• **Given task**
Give back each entry unchanged, minus pictures.

[Dataset records]

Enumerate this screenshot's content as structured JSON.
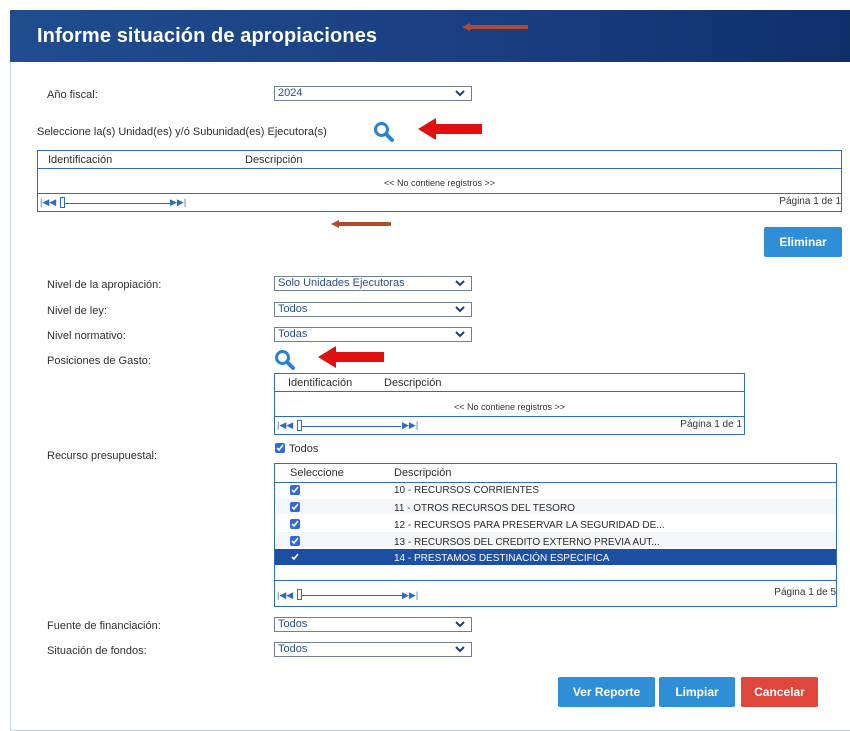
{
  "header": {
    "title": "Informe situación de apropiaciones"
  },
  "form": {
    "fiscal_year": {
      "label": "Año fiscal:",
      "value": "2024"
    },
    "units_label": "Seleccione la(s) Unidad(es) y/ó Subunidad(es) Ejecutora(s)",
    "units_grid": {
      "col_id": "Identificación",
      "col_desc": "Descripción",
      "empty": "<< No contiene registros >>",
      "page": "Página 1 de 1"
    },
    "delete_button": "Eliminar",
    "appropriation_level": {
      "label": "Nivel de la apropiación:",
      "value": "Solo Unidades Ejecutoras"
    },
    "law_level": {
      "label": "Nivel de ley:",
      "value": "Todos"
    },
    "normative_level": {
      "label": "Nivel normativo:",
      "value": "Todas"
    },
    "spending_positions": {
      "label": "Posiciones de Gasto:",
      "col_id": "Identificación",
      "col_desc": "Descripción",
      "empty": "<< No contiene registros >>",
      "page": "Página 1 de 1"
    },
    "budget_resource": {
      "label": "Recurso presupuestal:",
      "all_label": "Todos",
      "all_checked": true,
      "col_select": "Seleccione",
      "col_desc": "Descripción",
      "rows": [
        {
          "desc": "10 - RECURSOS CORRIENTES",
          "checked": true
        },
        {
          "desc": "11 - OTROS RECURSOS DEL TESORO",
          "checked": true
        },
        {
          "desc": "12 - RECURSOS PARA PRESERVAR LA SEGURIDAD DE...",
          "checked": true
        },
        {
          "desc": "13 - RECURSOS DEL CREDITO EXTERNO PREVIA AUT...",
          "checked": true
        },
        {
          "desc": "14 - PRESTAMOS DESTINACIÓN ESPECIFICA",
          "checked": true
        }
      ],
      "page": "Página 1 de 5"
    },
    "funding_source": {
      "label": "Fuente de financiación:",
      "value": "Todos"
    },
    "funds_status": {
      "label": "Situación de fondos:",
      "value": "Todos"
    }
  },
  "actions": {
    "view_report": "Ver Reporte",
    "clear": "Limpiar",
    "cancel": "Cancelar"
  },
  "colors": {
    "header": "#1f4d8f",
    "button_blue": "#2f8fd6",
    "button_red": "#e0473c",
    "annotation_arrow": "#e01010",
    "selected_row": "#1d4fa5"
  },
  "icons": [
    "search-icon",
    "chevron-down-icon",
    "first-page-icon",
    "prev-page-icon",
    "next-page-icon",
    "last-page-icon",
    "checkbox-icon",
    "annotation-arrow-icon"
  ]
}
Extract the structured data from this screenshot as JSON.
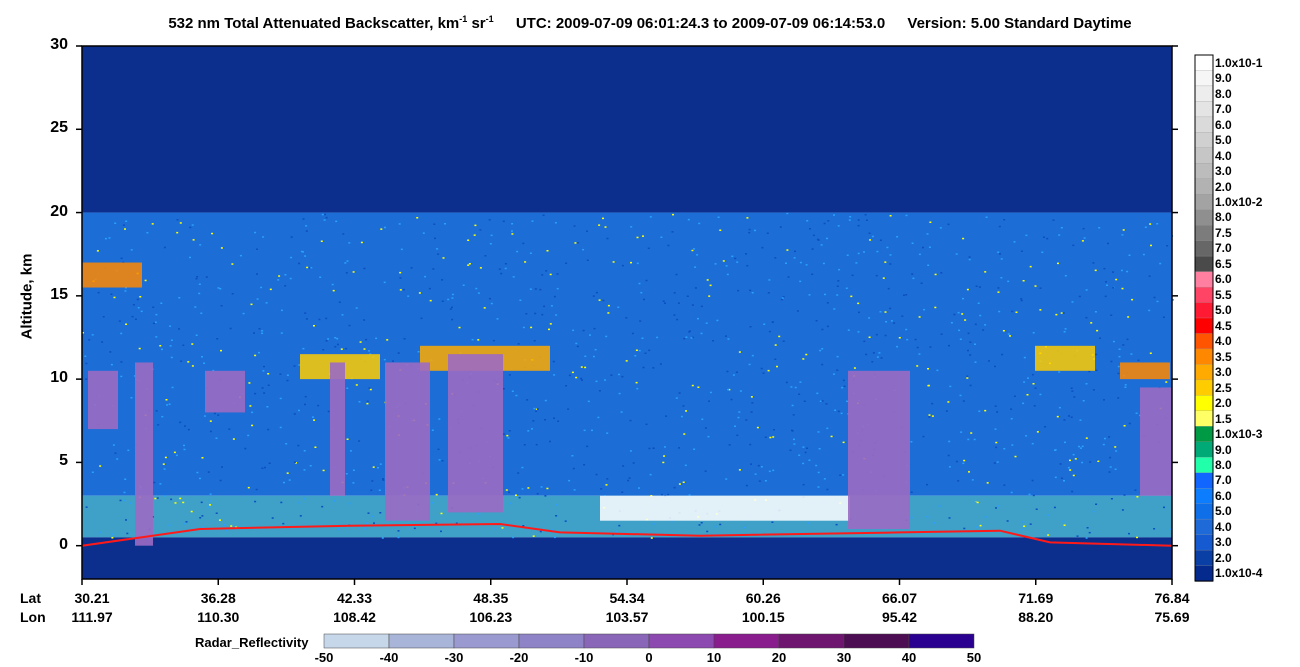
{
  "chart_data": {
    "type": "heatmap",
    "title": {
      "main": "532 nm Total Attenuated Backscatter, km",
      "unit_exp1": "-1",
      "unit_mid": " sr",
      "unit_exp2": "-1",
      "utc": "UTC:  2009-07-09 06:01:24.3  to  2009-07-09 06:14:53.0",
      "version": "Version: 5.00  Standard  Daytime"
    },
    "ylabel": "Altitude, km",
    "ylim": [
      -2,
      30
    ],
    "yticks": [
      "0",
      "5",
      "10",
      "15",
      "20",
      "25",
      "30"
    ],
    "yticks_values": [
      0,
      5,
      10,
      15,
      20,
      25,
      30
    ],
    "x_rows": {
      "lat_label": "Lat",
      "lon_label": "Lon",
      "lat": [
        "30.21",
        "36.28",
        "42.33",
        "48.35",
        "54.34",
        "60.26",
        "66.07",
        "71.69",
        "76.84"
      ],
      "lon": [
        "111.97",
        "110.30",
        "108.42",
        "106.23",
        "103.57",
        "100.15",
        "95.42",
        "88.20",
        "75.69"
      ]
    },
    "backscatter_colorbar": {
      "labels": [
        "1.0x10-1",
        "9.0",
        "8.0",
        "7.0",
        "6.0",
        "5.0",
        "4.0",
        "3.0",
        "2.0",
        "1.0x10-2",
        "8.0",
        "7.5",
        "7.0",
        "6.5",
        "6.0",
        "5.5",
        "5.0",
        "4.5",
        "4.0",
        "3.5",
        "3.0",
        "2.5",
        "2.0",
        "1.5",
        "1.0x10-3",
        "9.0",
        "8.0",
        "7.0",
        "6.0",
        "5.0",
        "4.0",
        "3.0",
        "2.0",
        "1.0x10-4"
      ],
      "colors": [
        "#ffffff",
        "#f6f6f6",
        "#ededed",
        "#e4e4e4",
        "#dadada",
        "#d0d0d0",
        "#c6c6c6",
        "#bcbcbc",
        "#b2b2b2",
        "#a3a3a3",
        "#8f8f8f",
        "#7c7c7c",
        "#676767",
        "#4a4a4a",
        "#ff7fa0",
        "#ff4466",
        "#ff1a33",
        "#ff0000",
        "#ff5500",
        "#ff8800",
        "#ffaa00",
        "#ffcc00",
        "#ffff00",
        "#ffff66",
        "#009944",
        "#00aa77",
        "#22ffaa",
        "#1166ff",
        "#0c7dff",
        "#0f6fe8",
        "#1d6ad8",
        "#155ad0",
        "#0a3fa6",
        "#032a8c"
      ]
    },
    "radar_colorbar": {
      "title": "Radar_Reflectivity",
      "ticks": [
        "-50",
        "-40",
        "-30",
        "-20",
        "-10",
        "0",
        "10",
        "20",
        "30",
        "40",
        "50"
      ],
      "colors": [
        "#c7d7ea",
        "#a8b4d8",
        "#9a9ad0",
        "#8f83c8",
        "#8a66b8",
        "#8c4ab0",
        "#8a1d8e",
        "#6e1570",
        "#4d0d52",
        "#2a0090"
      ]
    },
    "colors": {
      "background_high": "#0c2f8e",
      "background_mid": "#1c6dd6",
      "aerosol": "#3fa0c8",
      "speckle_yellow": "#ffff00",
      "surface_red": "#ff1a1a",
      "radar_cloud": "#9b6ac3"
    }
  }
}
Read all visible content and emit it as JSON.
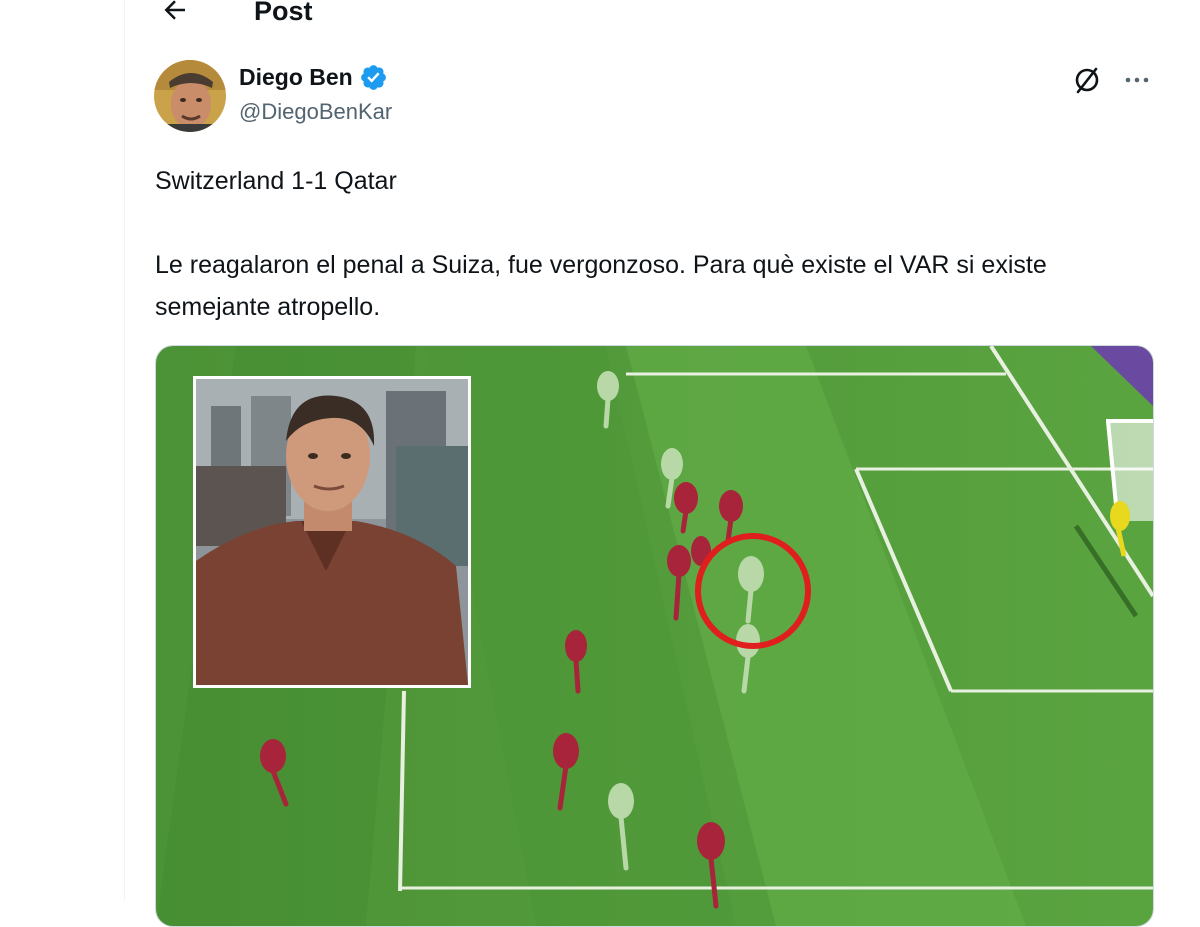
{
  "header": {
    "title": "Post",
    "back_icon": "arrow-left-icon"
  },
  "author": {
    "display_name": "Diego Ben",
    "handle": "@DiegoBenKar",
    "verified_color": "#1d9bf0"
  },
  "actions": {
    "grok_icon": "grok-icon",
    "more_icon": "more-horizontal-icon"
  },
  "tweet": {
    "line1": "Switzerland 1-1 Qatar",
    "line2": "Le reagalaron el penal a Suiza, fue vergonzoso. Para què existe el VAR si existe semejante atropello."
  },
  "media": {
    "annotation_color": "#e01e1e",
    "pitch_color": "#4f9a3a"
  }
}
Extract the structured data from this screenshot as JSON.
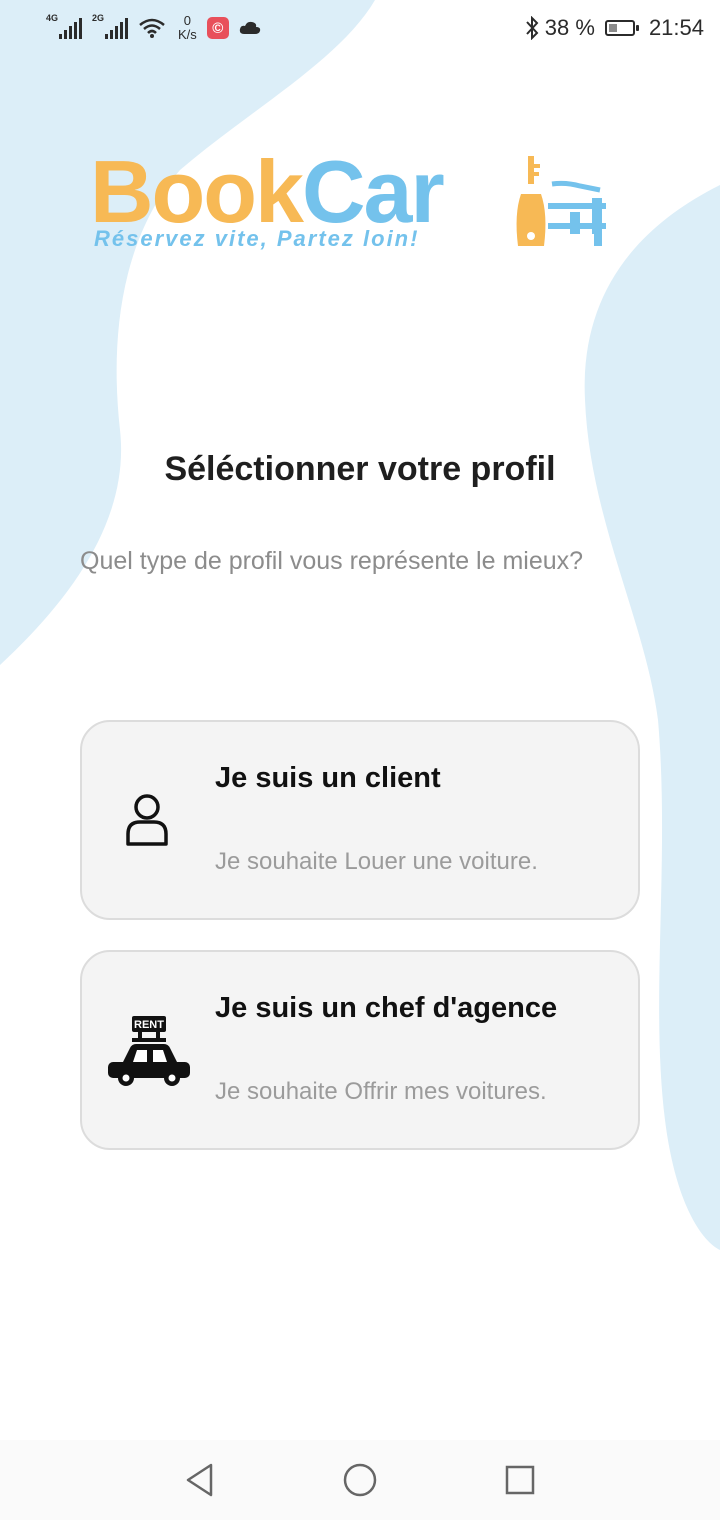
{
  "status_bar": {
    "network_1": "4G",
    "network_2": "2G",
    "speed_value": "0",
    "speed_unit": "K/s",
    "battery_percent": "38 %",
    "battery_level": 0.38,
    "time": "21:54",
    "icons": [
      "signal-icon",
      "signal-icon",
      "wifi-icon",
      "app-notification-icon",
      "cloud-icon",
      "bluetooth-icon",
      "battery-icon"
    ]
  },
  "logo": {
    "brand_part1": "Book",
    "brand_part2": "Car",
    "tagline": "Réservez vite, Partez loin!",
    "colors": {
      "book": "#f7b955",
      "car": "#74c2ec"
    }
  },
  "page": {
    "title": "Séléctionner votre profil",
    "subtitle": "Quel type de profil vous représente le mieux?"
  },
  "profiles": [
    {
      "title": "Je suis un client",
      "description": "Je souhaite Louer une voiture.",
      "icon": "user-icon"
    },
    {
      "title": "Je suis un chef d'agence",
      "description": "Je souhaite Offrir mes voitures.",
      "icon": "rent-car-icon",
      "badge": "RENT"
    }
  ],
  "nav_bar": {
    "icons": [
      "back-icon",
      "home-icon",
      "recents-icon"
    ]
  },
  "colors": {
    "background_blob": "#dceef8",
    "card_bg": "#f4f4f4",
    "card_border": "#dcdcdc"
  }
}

• **Solution to the exercise**
Enumerate this screenshot's content as structured JSON.
{
  "header": {
    "title": "Informe situación de apropiaciones"
  },
  "form": {
    "fiscal_year": {
      "label": "Año fiscal:",
      "value": "2024"
    },
    "units_label": "Seleccione la(s) Unidad(es) y/ó Subunidad(es) Ejecutora(s)",
    "units_grid": {
      "col_id": "Identificación",
      "col_desc": "Descripción",
      "empty": "<< No contiene registros >>",
      "page": "Página 1 de 1"
    },
    "delete_button": "Eliminar",
    "appropriation_level": {
      "label": "Nivel de la apropiación:",
      "value": "Solo Unidades Ejecutoras"
    },
    "law_level": {
      "label": "Nivel de ley:",
      "value": "Todos"
    },
    "normative_level": {
      "label": "Nivel normativo:",
      "value": "Todas"
    },
    "spending_positions": {
      "label": "Posiciones de Gasto:",
      "col_id": "Identificación",
      "col_desc": "Descripción",
      "empty": "<< No contiene registros >>",
      "page": "Página 1 de 1"
    },
    "budget_resource": {
      "label": "Recurso presupuestal:",
      "all_label": "Todos",
      "all_checked": true,
      "col_select": "Seleccione",
      "col_desc": "Descripción",
      "rows": [
        {
          "desc": "10 - RECURSOS CORRIENTES",
          "checked": true
        },
        {
          "desc": "11 - OTROS RECURSOS DEL TESORO",
          "checked": true
        },
        {
          "desc": "12 - RECURSOS PARA PRESERVAR LA SEGURIDAD DE...",
          "checked": true
        },
        {
          "desc": "13 - RECURSOS DEL CREDITO EXTERNO PREVIA AUT...",
          "checked": true
        },
        {
          "desc": "14 - PRESTAMOS DESTINACIÓN ESPECIFICA",
          "checked": true
        }
      ],
      "page": "Página 1 de 5"
    },
    "funding_source": {
      "label": "Fuente de financiación:",
      "value": "Todos"
    },
    "funds_status": {
      "label": "Situación de fondos:",
      "value": "Todos"
    }
  },
  "actions": {
    "view_report": "Ver Reporte",
    "clear": "Limpiar",
    "cancel": "Cancelar"
  },
  "colors": {
    "header": "#1f4d8f",
    "button_blue": "#2f8fd6",
    "button_red": "#e0473c",
    "annotation_arrow": "#e01010",
    "selected_row": "#1d4fa5"
  },
  "icons": [
    "search-icon",
    "chevron-down-icon",
    "first-page-icon",
    "prev-page-icon",
    "next-page-icon",
    "last-page-icon",
    "checkbox-icon",
    "annotation-arrow-icon"
  ]
}
Extract the structured data from this screenshot as JSON.
{
  "chart_data": {
    "type": "heatmap",
    "title": {
      "main": "532 nm Total Attenuated Backscatter, km",
      "unit_exp1": "-1",
      "unit_mid": " sr",
      "unit_exp2": "-1",
      "utc": "UTC:  2009-07-09 06:01:24.3  to  2009-07-09 06:14:53.0",
      "version": "Version: 5.00  Standard  Daytime"
    },
    "ylabel": "Altitude, km",
    "ylim": [
      -2,
      30
    ],
    "yticks": [
      "0",
      "5",
      "10",
      "15",
      "20",
      "25",
      "30"
    ],
    "yticks_values": [
      0,
      5,
      10,
      15,
      20,
      25,
      30
    ],
    "x_rows": {
      "lat_label": "Lat",
      "lon_label": "Lon",
      "lat": [
        "30.21",
        "36.28",
        "42.33",
        "48.35",
        "54.34",
        "60.26",
        "66.07",
        "71.69",
        "76.84"
      ],
      "lon": [
        "111.97",
        "110.30",
        "108.42",
        "106.23",
        "103.57",
        "100.15",
        "95.42",
        "88.20",
        "75.69"
      ]
    },
    "backscatter_colorbar": {
      "labels": [
        "1.0x10-1",
        "9.0",
        "8.0",
        "7.0",
        "6.0",
        "5.0",
        "4.0",
        "3.0",
        "2.0",
        "1.0x10-2",
        "8.0",
        "7.5",
        "7.0",
        "6.5",
        "6.0",
        "5.5",
        "5.0",
        "4.5",
        "4.0",
        "3.5",
        "3.0",
        "2.5",
        "2.0",
        "1.5",
        "1.0x10-3",
        "9.0",
        "8.0",
        "7.0",
        "6.0",
        "5.0",
        "4.0",
        "3.0",
        "2.0",
        "1.0x10-4"
      ],
      "colors": [
        "#ffffff",
        "#f6f6f6",
        "#ededed",
        "#e4e4e4",
        "#dadada",
        "#d0d0d0",
        "#c6c6c6",
        "#bcbcbc",
        "#b2b2b2",
        "#a3a3a3",
        "#8f8f8f",
        "#7c7c7c",
        "#676767",
        "#4a4a4a",
        "#ff7fa0",
        "#ff4466",
        "#ff1a33",
        "#ff0000",
        "#ff5500",
        "#ff8800",
        "#ffaa00",
        "#ffcc00",
        "#ffff00",
        "#ffff66",
        "#009944",
        "#00aa77",
        "#22ffaa",
        "#1166ff",
        "#0c7dff",
        "#0f6fe8",
        "#1d6ad8",
        "#155ad0",
        "#0a3fa6",
        "#032a8c"
      ]
    },
    "radar_colorbar": {
      "title": "Radar_Reflectivity",
      "ticks": [
        "-50",
        "-40",
        "-30",
        "-20",
        "-10",
        "0",
        "10",
        "20",
        "30",
        "40",
        "50"
      ],
      "colors": [
        "#c7d7ea",
        "#a8b4d8",
        "#9a9ad0",
        "#8f83c8",
        "#8a66b8",
        "#8c4ab0",
        "#8a1d8e",
        "#6e1570",
        "#4d0d52",
        "#2a0090"
      ]
    },
    "colors": {
      "background_high": "#0c2f8e",
      "background_mid": "#1c6dd6",
      "aerosol": "#3fa0c8",
      "speckle_yellow": "#ffff00",
      "surface_red": "#ff1a1a",
      "radar_cloud": "#9b6ac3"
    }
  }
}
Read all visible content and emit it as JSON.
{
  "header": {
    "title": "Post",
    "back_icon": "arrow-left-icon"
  },
  "author": {
    "display_name": "Diego Ben",
    "handle": "@DiegoBenKar",
    "verified_color": "#1d9bf0"
  },
  "actions": {
    "grok_icon": "grok-icon",
    "more_icon": "more-horizontal-icon"
  },
  "tweet": {
    "line1": "Switzerland 1-1 Qatar",
    "line2": "Le reagalaron el penal a Suiza, fue vergonzoso. Para què existe el VAR si existe semejante atropello."
  },
  "media": {
    "annotation_color": "#e01e1e",
    "pitch_color": "#4f9a3a"
  }
}
Extract the structured data from this screenshot as JSON.
{
  "status_bar": {
    "network_1": "4G",
    "network_2": "2G",
    "speed_value": "0",
    "speed_unit": "K/s",
    "battery_percent": "38 %",
    "battery_level": 0.38,
    "time": "21:54",
    "icons": [
      "signal-icon",
      "signal-icon",
      "wifi-icon",
      "app-notification-icon",
      "cloud-icon",
      "bluetooth-icon",
      "battery-icon"
    ]
  },
  "logo": {
    "brand_part1": "Book",
    "brand_part2": "Car",
    "tagline": "Réservez vite, Partez loin!",
    "colors": {
      "book": "#f7b955",
      "car": "#74c2ec"
    }
  },
  "page": {
    "title": "Séléctionner votre profil",
    "subtitle": "Quel type de profil vous représente le mieux?"
  },
  "profiles": [
    {
      "title": "Je suis un client",
      "description": "Je souhaite Louer une voiture.",
      "icon": "user-icon"
    },
    {
      "title": "Je suis un chef d'agence",
      "description": "Je souhaite Offrir mes voitures.",
      "icon": "rent-car-icon",
      "badge": "RENT"
    }
  ],
  "nav_bar": {
    "icons": [
      "back-icon",
      "home-icon",
      "recents-icon"
    ]
  },
  "colors": {
    "background_blob": "#dceef8",
    "card_bg": "#f4f4f4",
    "card_border": "#dcdcdc"
  }
}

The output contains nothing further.